[Items from a data source]
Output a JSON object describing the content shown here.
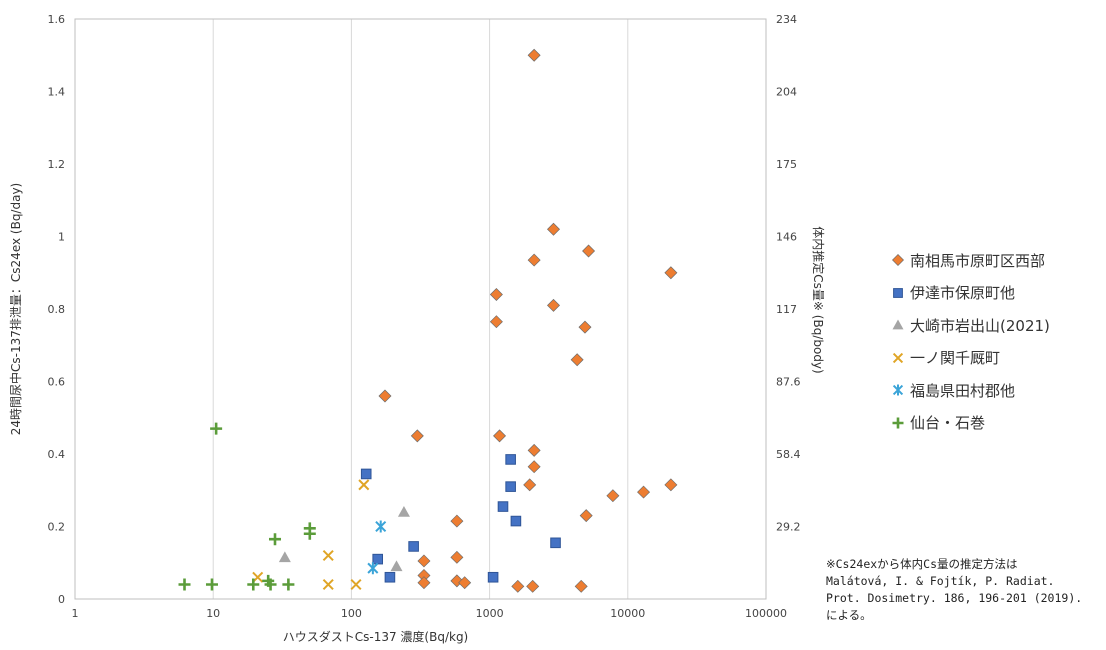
{
  "chart_data": {
    "type": "scatter",
    "xlabel": "ハウスダストCs-137 濃度(Bq/kg)",
    "ylabel": "24時間尿中Cs-137排泄量：Cs24ex (Bq/day)",
    "y2label": "体内推定Cs量※ (Bq/body)",
    "x_scale": "log",
    "xlim": [
      1,
      100000
    ],
    "ylim": [
      0,
      1.6
    ],
    "grid": "vertical major lines only",
    "legend_position": "right",
    "x_ticks": [
      "1",
      "10",
      "100",
      "1000",
      "10000",
      "100000"
    ],
    "y_ticks": [
      "0",
      "0.2",
      "0.4",
      "0.6",
      "0.8",
      "1",
      "1.2",
      "1.4",
      "1.6"
    ],
    "y2_ticks": [
      {
        "label": "29.2",
        "y": 0.2
      },
      {
        "label": "58.4",
        "y": 0.4
      },
      {
        "label": "87.6",
        "y": 0.6
      },
      {
        "label": "117",
        "y": 0.8
      },
      {
        "label": "146",
        "y": 1.0
      },
      {
        "label": "175",
        "y": 1.2
      },
      {
        "label": "204",
        "y": 1.4
      },
      {
        "label": "234",
        "y": 1.6
      }
    ],
    "series": [
      {
        "name": "南相馬市原町区西部",
        "marker": "diamond",
        "color": "#ED7D31",
        "stroke": "#6d6d6d",
        "points": [
          [
            2100,
            1.5
          ],
          [
            2900,
            1.02
          ],
          [
            5200,
            0.96
          ],
          [
            2100,
            0.935
          ],
          [
            20500,
            0.9
          ],
          [
            1120,
            0.84
          ],
          [
            2900,
            0.81
          ],
          [
            1120,
            0.765
          ],
          [
            4900,
            0.75
          ],
          [
            4300,
            0.66
          ],
          [
            175,
            0.56
          ],
          [
            300,
            0.45
          ],
          [
            1180,
            0.45
          ],
          [
            2100,
            0.41
          ],
          [
            2100,
            0.365
          ],
          [
            1950,
            0.315
          ],
          [
            20500,
            0.315
          ],
          [
            13000,
            0.295
          ],
          [
            7800,
            0.285
          ],
          [
            5000,
            0.23
          ],
          [
            580,
            0.215
          ],
          [
            580,
            0.115
          ],
          [
            335,
            0.105
          ],
          [
            335,
            0.065
          ],
          [
            335,
            0.045
          ],
          [
            580,
            0.05
          ],
          [
            660,
            0.045
          ],
          [
            1600,
            0.035
          ],
          [
            2050,
            0.035
          ],
          [
            4600,
            0.035
          ]
        ]
      },
      {
        "name": "伊達市保原町他",
        "marker": "square",
        "color": "#4472C4",
        "stroke": "#2F5597",
        "points": [
          [
            128,
            0.345
          ],
          [
            1420,
            0.385
          ],
          [
            1420,
            0.31
          ],
          [
            1250,
            0.255
          ],
          [
            1550,
            0.215
          ],
          [
            282,
            0.145
          ],
          [
            3000,
            0.155
          ],
          [
            155,
            0.11
          ],
          [
            190,
            0.06
          ],
          [
            1060,
            0.06
          ]
        ]
      },
      {
        "name": "大崎市岩出山(2021)",
        "marker": "triangle",
        "color": "#A5A5A5",
        "stroke": "#A5A5A5",
        "points": [
          [
            240,
            0.24
          ],
          [
            33,
            0.115
          ],
          [
            212,
            0.09
          ]
        ]
      },
      {
        "name": "一ノ関千厩町",
        "marker": "x",
        "color": "#E0A526",
        "stroke": "#E0A526",
        "points": [
          [
            123,
            0.315
          ],
          [
            68,
            0.12
          ],
          [
            21,
            0.06
          ],
          [
            68,
            0.04
          ],
          [
            108,
            0.04
          ]
        ]
      },
      {
        "name": "福島県田村郡他",
        "marker": "star",
        "color": "#3BA4D8",
        "stroke": "#3BA4D8",
        "points": [
          [
            163,
            0.2
          ],
          [
            143,
            0.085
          ]
        ]
      },
      {
        "name": "仙台・石巻",
        "marker": "plus",
        "color": "#5B9C3A",
        "stroke": "#5B9C3A",
        "points": [
          [
            10.5,
            0.47
          ],
          [
            50,
            0.195
          ],
          [
            50,
            0.18
          ],
          [
            28,
            0.165
          ],
          [
            25,
            0.05
          ],
          [
            26,
            0.04
          ],
          [
            6.2,
            0.04
          ],
          [
            9.8,
            0.04
          ],
          [
            19.5,
            0.04
          ],
          [
            35,
            0.04
          ]
        ]
      }
    ]
  },
  "note": {
    "line1": "※Cs24exから体内Cs量の推定方法は",
    "line2": "Malátová, I. & Fojtík, P. Radiat.",
    "line3": "Prot. Dosimetry. 186, 196-201 (2019).",
    "line4": "による。"
  }
}
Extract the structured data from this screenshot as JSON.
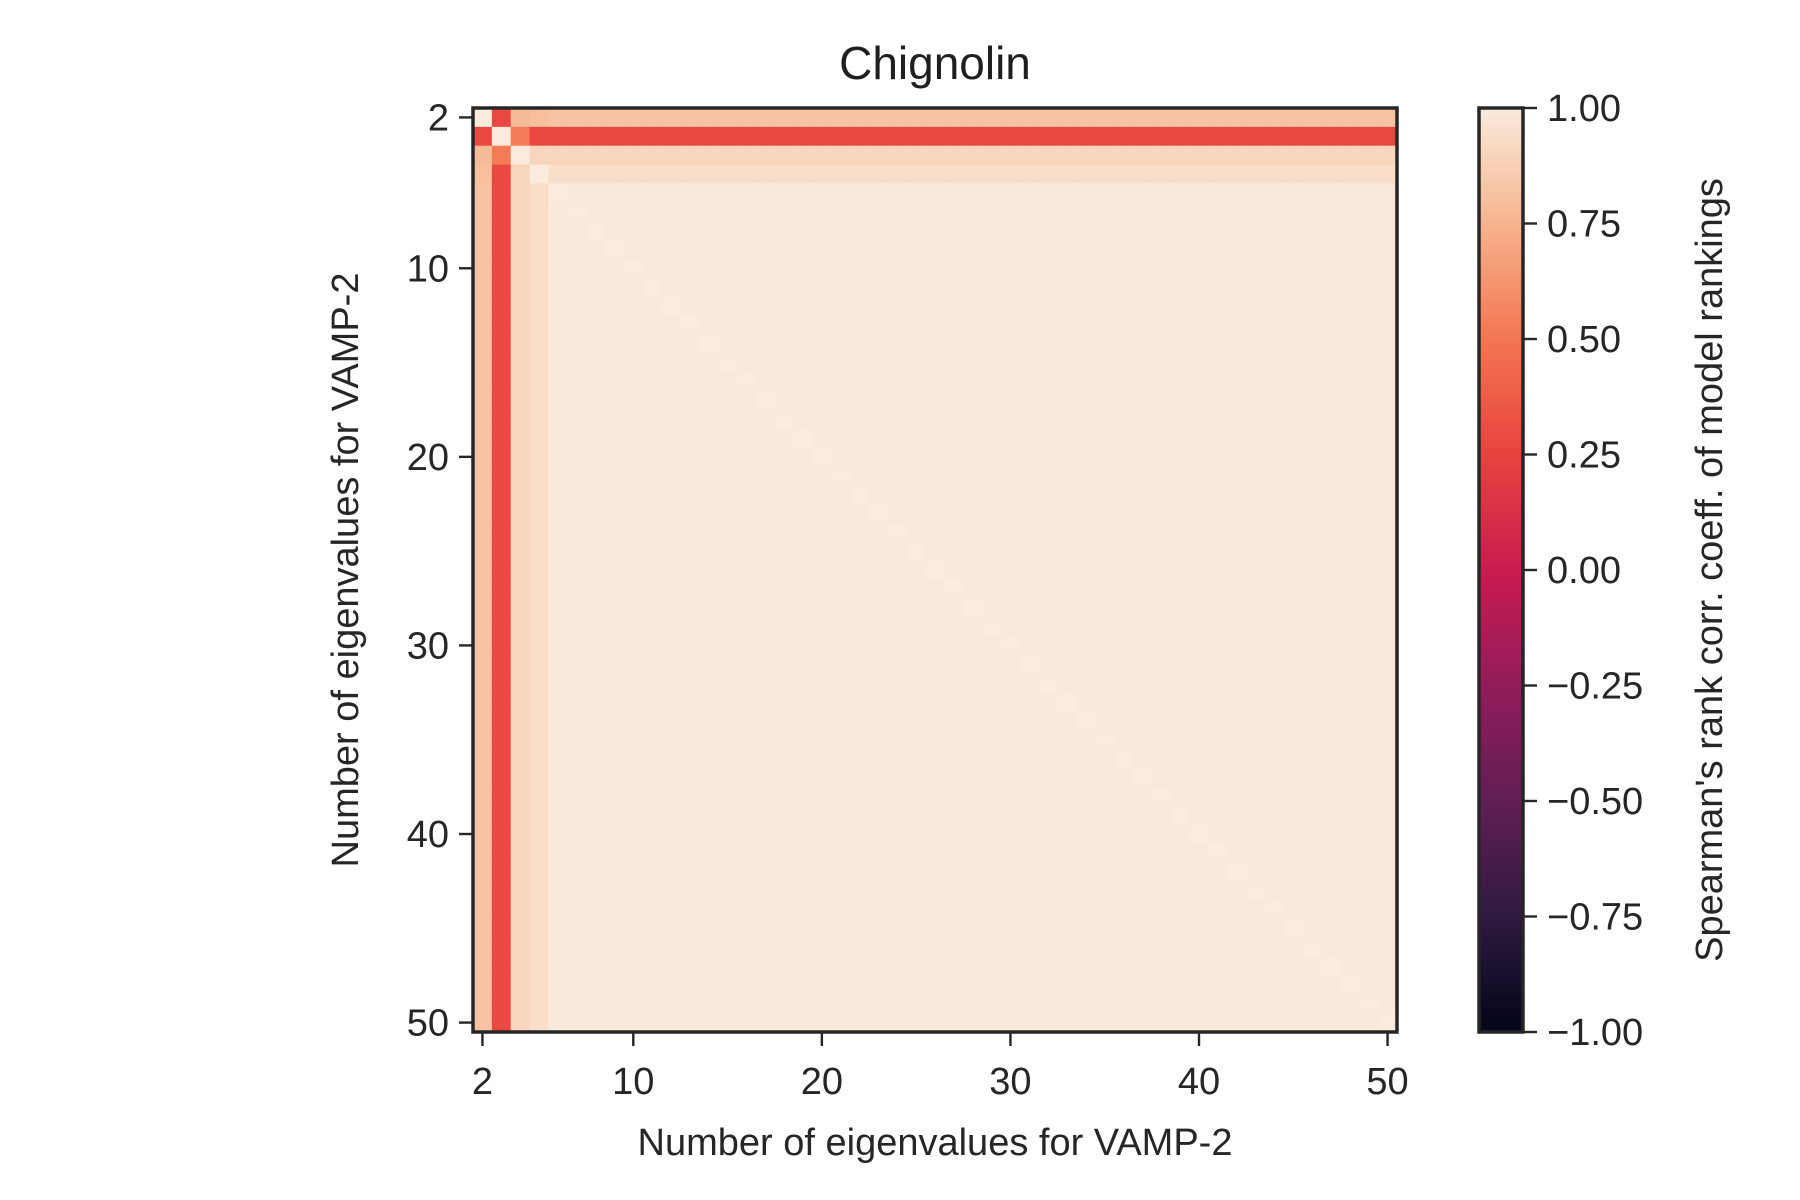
{
  "chart_data": {
    "type": "heatmap",
    "title": "Chignolin",
    "xlabel": "Number of eigenvalues for VAMP-2",
    "ylabel": "Number of eigenvalues for VAMP-2",
    "n_min": 2,
    "n_max": 50,
    "x_ticks": [
      2,
      10,
      20,
      30,
      40,
      50
    ],
    "y_ticks": [
      2,
      10,
      20,
      30,
      40,
      50
    ],
    "x_tick_labels": [
      "2",
      "10",
      "20",
      "30",
      "40",
      "50"
    ],
    "y_tick_labels": [
      "2",
      "10",
      "20",
      "30",
      "40",
      "50"
    ],
    "y_inverted": true,
    "colormap": "rocket",
    "colormap_stops": [
      {
        "value": -1.0,
        "color": "#03051a"
      },
      {
        "value": -0.75,
        "color": "#2f1a3f"
      },
      {
        "value": -0.5,
        "color": "#611f53"
      },
      {
        "value": -0.25,
        "color": "#921c5b"
      },
      {
        "value": 0.0,
        "color": "#cb1b4f"
      },
      {
        "value": 0.25,
        "color": "#e8433e"
      },
      {
        "value": 0.5,
        "color": "#f37651"
      },
      {
        "value": 0.75,
        "color": "#f6b48e"
      },
      {
        "value": 1.0,
        "color": "#faebdd"
      }
    ],
    "colorbar": {
      "label": "Spearman's rank corr. coeff. of model rankings",
      "vmin": -1.0,
      "vmax": 1.0,
      "ticks": [
        1.0,
        0.75,
        0.5,
        0.25,
        0.0,
        -0.25,
        -0.5,
        -0.75,
        -1.0
      ],
      "tick_labels": [
        "1.00",
        "0.75",
        "0.50",
        "0.25",
        "0.00",
        "−0.25",
        "−0.50",
        "−0.75",
        "−1.00"
      ]
    },
    "matrix_description": {
      "diagonal": 1.0,
      "n3_row_col_value": 0.28,
      "n2_with_n4": 0.78,
      "n2_with_n5": 0.8,
      "n2_with_high_n": 0.82,
      "n4_with_high_n": 0.9,
      "n5_with_high_n": 0.94,
      "high_n_with_high_n": 0.99,
      "n3_with_n4": 0.52
    },
    "grid": false,
    "legend": "colorbar-right"
  }
}
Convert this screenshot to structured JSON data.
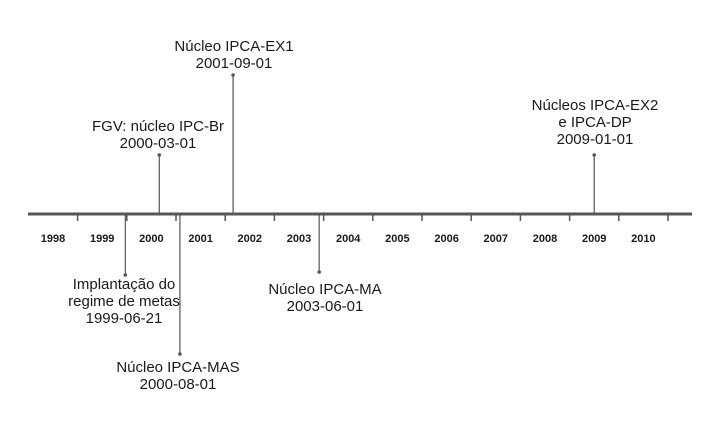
{
  "timeline": {
    "years": [
      "1998",
      "1999",
      "2000",
      "2001",
      "2002",
      "2003",
      "2004",
      "2005",
      "2006",
      "2007",
      "2008",
      "2009",
      "2010"
    ],
    "events": [
      {
        "lines": [
          "Implantação do",
          "regime de metas",
          "1999-06-21"
        ],
        "year_pos": 1999.47
      },
      {
        "lines": [
          "FGV: núcleo IPC-Br",
          "2000-03-01"
        ],
        "year_pos": 2000.16
      },
      {
        "lines": [
          "Núcleo IPCA-MAS",
          "2000-08-01"
        ],
        "year_pos": 2000.58
      },
      {
        "lines": [
          "Núcleo IPCA-EX1",
          "2001-09-01"
        ],
        "year_pos": 2001.66
      },
      {
        "lines": [
          "Núcleo IPCA-MA",
          "2003-06-01"
        ],
        "year_pos": 2003.41
      },
      {
        "lines": [
          "Núcleos IPCA-EX2",
          "e IPCA-DP",
          "2009-01-01"
        ],
        "year_pos": 2009.0
      }
    ],
    "colors": {
      "axis": "#555555",
      "text": "#1a1a1a"
    }
  }
}
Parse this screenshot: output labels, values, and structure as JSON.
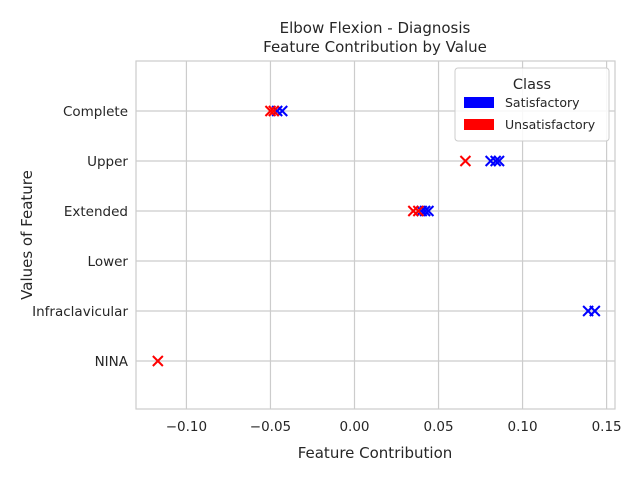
{
  "chart_data": {
    "type": "scatter",
    "title": "Elbow Flexion - Diagnosis",
    "subtitle": "Feature Contribution by Value",
    "xlabel": "Feature Contribution",
    "ylabel": "Values of Feature",
    "xlim": [
      -0.13,
      0.155
    ],
    "xticks": [
      -0.1,
      -0.05,
      0.0,
      0.05,
      0.1,
      0.15
    ],
    "xtick_labels": [
      "−0.10",
      "−0.05",
      "0.00",
      "0.05",
      "0.10",
      "0.15"
    ],
    "categories": [
      "Complete",
      "Upper",
      "Extended",
      "Lower",
      "Infraclavicular",
      "NINA"
    ],
    "grid": true,
    "marker": "x",
    "legend": {
      "title": "Class",
      "position": "top-right",
      "entries": [
        {
          "label": "Satisfactory",
          "color": "#0000ff"
        },
        {
          "label": "Unsatisfactory",
          "color": "#ff0000"
        }
      ]
    },
    "series": [
      {
        "name": "Satisfactory",
        "color": "#0000ff",
        "points": [
          {
            "category": "Complete",
            "x": -0.046
          },
          {
            "category": "Complete",
            "x": -0.043
          },
          {
            "category": "Upper",
            "x": 0.081
          },
          {
            "category": "Upper",
            "x": 0.084
          },
          {
            "category": "Upper",
            "x": 0.086
          },
          {
            "category": "Extended",
            "x": 0.04
          },
          {
            "category": "Extended",
            "x": 0.042
          },
          {
            "category": "Extended",
            "x": 0.044
          },
          {
            "category": "Infraclavicular",
            "x": 0.139
          },
          {
            "category": "Infraclavicular",
            "x": 0.143
          }
        ]
      },
      {
        "name": "Unsatisfactory",
        "color": "#ff0000",
        "points": [
          {
            "category": "Complete",
            "x": -0.05
          },
          {
            "category": "Complete",
            "x": -0.048
          },
          {
            "category": "Upper",
            "x": 0.066
          },
          {
            "category": "Extended",
            "x": 0.035
          },
          {
            "category": "Extended",
            "x": 0.038
          },
          {
            "category": "NINA",
            "x": -0.117
          }
        ]
      }
    ]
  }
}
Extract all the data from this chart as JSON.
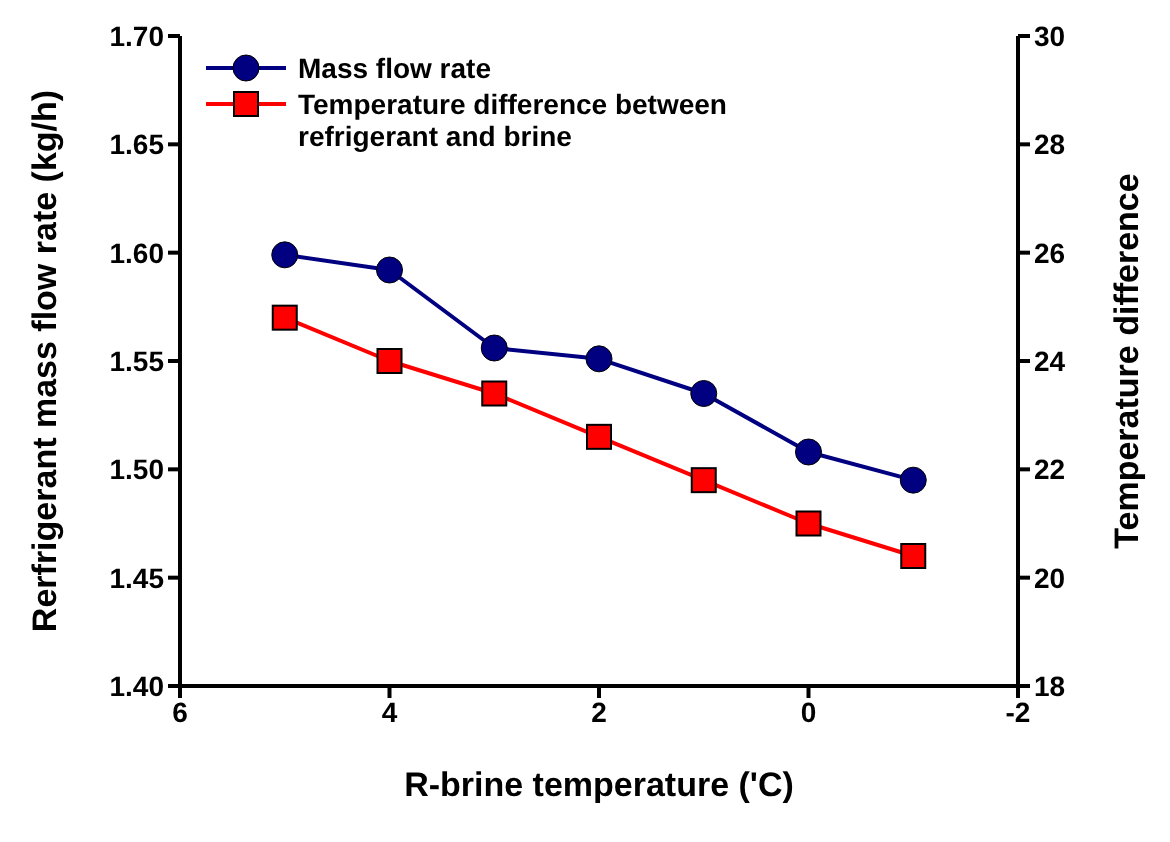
{
  "chart_data": {
    "type": "line",
    "xlabel": "R-brine temperature ('C)",
    "ylabel": "Rerfrigerant mass flow rate (kg/h)",
    "y2label": "Temperature difference",
    "x": [
      5,
      4,
      3,
      2,
      1,
      0,
      -1
    ],
    "series": [
      {
        "name": "Mass flow rate",
        "color": "#000080",
        "marker": "circle",
        "values": [
          1.599,
          1.592,
          1.556,
          1.551,
          1.535,
          1.508,
          1.495
        ]
      },
      {
        "name": "Temperature difference between refrigerant and brine",
        "color": "#ff0000",
        "marker": "square",
        "axis": "y2",
        "values": [
          24.8,
          24.0,
          23.4,
          22.6,
          21.8,
          21.0,
          20.4
        ]
      }
    ],
    "xlim": [
      6,
      -2
    ],
    "xticks": [
      6,
      4,
      2,
      0,
      -2
    ],
    "ylim": [
      1.4,
      1.7
    ],
    "yticks": [
      {
        "value": 1.4,
        "label": "1.40"
      },
      {
        "value": 1.45,
        "label": "1.45"
      },
      {
        "value": 1.5,
        "label": "1.50"
      },
      {
        "value": 1.55,
        "label": "1.55"
      },
      {
        "value": 1.6,
        "label": "1.60"
      },
      {
        "value": 1.65,
        "label": "1.65"
      },
      {
        "value": 1.7,
        "label": "1.70"
      }
    ],
    "y2lim": [
      18,
      30
    ],
    "y2ticks": [
      18,
      20,
      22,
      24,
      26,
      28,
      30
    ],
    "legend": "top left"
  }
}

Exercise instructions — Extract each line holding the string "Contribution".

Problem solution —
    "subtitle": "Feature Contribution by Value",
    "xlabel": "Feature Contribution",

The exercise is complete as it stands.